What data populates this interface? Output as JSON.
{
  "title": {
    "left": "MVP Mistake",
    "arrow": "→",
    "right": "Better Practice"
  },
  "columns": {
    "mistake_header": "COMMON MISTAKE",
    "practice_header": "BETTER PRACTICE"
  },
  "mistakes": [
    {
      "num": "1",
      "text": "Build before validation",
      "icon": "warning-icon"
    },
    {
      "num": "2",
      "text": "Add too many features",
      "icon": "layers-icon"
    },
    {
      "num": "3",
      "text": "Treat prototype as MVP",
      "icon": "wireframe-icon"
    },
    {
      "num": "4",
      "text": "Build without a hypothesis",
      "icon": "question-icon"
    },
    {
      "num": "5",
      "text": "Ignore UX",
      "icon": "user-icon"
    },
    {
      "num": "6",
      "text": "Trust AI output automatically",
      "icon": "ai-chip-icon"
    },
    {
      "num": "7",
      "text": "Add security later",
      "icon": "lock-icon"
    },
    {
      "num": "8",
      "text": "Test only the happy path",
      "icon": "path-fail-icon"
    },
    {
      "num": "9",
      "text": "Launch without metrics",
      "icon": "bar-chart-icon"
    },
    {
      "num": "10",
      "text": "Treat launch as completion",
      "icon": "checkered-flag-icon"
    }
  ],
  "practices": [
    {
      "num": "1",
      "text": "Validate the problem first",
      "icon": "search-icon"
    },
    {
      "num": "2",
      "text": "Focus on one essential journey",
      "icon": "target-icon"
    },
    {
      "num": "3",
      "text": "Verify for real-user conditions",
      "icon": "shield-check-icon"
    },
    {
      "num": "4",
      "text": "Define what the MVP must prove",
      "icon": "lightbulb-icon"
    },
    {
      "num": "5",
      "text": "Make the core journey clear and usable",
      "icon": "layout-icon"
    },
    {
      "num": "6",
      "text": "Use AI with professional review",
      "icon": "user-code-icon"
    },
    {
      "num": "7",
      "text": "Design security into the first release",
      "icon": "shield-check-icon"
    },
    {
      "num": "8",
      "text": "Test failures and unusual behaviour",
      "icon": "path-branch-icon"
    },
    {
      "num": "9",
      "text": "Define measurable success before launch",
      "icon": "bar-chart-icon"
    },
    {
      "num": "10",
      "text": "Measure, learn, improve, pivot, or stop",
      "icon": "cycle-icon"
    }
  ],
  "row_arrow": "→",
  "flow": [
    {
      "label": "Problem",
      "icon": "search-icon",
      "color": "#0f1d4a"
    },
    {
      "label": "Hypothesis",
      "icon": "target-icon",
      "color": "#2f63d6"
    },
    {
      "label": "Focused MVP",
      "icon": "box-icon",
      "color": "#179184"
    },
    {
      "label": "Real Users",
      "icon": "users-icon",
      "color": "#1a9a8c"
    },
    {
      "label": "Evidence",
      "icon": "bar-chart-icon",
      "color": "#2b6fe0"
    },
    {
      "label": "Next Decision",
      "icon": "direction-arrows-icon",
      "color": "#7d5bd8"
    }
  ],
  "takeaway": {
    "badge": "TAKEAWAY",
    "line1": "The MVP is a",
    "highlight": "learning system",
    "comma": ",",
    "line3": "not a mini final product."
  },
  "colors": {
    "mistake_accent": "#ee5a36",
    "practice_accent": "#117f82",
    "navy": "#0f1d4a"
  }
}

····················

→ **Problem statement**: Write out the records above again, keeping each one identical to the original.

→ **Solution to the exercise**:
What data populates this interface? Output as JSON.
{
  "title": {
    "left": "MVP Mistake",
    "arrow": "→",
    "right": "Better Practice"
  },
  "columns": {
    "mistake_header": "COMMON MISTAKE",
    "practice_header": "BETTER PRACTICE"
  },
  "mistakes": [
    {
      "num": "1",
      "text": "Build before validation",
      "icon": "warning-icon"
    },
    {
      "num": "2",
      "text": "Add too many features",
      "icon": "layers-icon"
    },
    {
      "num": "3",
      "text": "Treat prototype as MVP",
      "icon": "wireframe-icon"
    },
    {
      "num": "4",
      "text": "Build without a hypothesis",
      "icon": "question-icon"
    },
    {
      "num": "5",
      "text": "Ignore UX",
      "icon": "user-icon"
    },
    {
      "num": "6",
      "text": "Trust AI output automatically",
      "icon": "ai-chip-icon"
    },
    {
      "num": "7",
      "text": "Add security later",
      "icon": "lock-icon"
    },
    {
      "num": "8",
      "text": "Test only the happy path",
      "icon": "path-fail-icon"
    },
    {
      "num": "9",
      "text": "Launch without metrics",
      "icon": "bar-chart-icon"
    },
    {
      "num": "10",
      "text": "Treat launch as completion",
      "icon": "checkered-flag-icon"
    }
  ],
  "practices": [
    {
      "num": "1",
      "text": "Validate the problem first",
      "icon": "search-icon"
    },
    {
      "num": "2",
      "text": "Focus on one essential journey",
      "icon": "target-icon"
    },
    {
      "num": "3",
      "text": "Verify for real-user conditions",
      "icon": "shield-check-icon"
    },
    {
      "num": "4",
      "text": "Define what the MVP must prove",
      "icon": "lightbulb-icon"
    },
    {
      "num": "5",
      "text": "Make the core journey clear and usable",
      "icon": "layout-icon"
    },
    {
      "num": "6",
      "text": "Use AI with professional review",
      "icon": "user-code-icon"
    },
    {
      "num": "7",
      "text": "Design security into the first release",
      "icon": "shield-check-icon"
    },
    {
      "num": "8",
      "text": "Test failures and unusual behaviour",
      "icon": "path-branch-icon"
    },
    {
      "num": "9",
      "text": "Define measurable success before launch",
      "icon": "bar-chart-icon"
    },
    {
      "num": "10",
      "text": "Measure, learn, improve, pivot, or stop",
      "icon": "cycle-icon"
    }
  ],
  "row_arrow": "→",
  "flow": [
    {
      "label": "Problem",
      "icon": "search-icon",
      "color": "#0f1d4a"
    },
    {
      "label": "Hypothesis",
      "icon": "target-icon",
      "color": "#2f63d6"
    },
    {
      "label": "Focused MVP",
      "icon": "box-icon",
      "color": "#179184"
    },
    {
      "label": "Real Users",
      "icon": "users-icon",
      "color": "#1a9a8c"
    },
    {
      "label": "Evidence",
      "icon": "bar-chart-icon",
      "color": "#2b6fe0"
    },
    {
      "label": "Next Decision",
      "icon": "direction-arrows-icon",
      "color": "#7d5bd8"
    }
  ],
  "takeaway": {
    "badge": "TAKEAWAY",
    "line1": "The MVP is a",
    "highlight": "learning system",
    "comma": ",",
    "line3": "not a mini final product."
  },
  "colors": {
    "mistake_accent": "#ee5a36",
    "practice_accent": "#117f82",
    "navy": "#0f1d4a"
  }
}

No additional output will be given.